• _Short exercise_: Set out every line bearing the string "Contributions".
___ Task data ___
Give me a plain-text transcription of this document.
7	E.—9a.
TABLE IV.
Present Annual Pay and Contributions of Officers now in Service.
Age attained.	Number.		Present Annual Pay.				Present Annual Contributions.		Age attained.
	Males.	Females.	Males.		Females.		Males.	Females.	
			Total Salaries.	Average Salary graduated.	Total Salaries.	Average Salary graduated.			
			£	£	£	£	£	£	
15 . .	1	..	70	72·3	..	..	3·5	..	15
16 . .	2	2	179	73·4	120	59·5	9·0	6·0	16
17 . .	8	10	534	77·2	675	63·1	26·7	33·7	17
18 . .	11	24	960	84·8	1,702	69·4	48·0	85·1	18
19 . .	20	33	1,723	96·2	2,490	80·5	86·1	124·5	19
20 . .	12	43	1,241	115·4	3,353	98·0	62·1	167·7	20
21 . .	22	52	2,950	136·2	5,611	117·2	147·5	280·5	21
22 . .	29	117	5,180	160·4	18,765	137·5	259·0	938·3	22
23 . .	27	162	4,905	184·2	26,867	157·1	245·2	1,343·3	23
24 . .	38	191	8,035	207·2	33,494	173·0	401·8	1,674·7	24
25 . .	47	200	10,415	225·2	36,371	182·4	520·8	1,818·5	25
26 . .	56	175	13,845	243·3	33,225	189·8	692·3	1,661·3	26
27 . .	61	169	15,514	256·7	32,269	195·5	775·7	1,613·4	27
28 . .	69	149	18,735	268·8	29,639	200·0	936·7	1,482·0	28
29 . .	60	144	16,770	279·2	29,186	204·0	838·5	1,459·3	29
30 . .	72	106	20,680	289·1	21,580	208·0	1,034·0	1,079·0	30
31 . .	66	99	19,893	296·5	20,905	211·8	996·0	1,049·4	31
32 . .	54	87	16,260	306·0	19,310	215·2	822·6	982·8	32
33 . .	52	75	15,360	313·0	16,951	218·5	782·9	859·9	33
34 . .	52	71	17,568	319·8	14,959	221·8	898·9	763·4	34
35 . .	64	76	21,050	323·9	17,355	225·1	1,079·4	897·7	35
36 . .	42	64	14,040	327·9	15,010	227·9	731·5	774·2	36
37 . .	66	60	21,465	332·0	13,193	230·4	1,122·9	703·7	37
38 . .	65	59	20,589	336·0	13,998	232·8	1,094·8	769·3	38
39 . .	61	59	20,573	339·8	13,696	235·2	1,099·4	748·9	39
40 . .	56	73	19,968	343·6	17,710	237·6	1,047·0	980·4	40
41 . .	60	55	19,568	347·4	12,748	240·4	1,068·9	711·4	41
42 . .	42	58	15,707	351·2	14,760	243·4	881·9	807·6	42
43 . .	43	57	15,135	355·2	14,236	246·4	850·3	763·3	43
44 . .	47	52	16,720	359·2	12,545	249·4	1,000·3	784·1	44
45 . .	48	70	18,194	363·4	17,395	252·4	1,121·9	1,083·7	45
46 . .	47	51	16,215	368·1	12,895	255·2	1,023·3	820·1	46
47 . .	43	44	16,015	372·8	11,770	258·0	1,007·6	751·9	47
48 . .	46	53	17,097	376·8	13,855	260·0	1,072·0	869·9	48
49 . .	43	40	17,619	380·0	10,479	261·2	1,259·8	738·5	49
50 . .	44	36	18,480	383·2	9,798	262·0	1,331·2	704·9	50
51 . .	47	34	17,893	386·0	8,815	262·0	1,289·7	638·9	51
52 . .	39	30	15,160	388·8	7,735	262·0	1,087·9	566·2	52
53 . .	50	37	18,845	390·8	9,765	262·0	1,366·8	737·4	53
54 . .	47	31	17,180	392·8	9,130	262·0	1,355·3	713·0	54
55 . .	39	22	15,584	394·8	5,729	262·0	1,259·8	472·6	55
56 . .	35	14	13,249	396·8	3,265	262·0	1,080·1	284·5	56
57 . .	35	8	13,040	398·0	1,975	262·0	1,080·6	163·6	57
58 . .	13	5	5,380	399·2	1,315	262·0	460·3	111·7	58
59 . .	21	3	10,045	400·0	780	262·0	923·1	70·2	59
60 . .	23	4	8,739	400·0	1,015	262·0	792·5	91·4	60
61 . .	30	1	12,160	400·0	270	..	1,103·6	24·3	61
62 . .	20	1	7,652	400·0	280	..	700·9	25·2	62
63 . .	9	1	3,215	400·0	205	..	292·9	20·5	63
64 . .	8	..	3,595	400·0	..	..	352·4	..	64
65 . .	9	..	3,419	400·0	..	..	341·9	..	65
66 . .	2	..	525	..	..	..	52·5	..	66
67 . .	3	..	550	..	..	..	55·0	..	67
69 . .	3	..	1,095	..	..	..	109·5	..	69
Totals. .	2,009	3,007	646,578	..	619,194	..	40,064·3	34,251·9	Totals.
___
• _The completed task_:
Present Annual Pay and Contributions of Officers now in Service.
Age attained.	Number.		Present Annual Pay.				Present Annual Contributions.		Age attained.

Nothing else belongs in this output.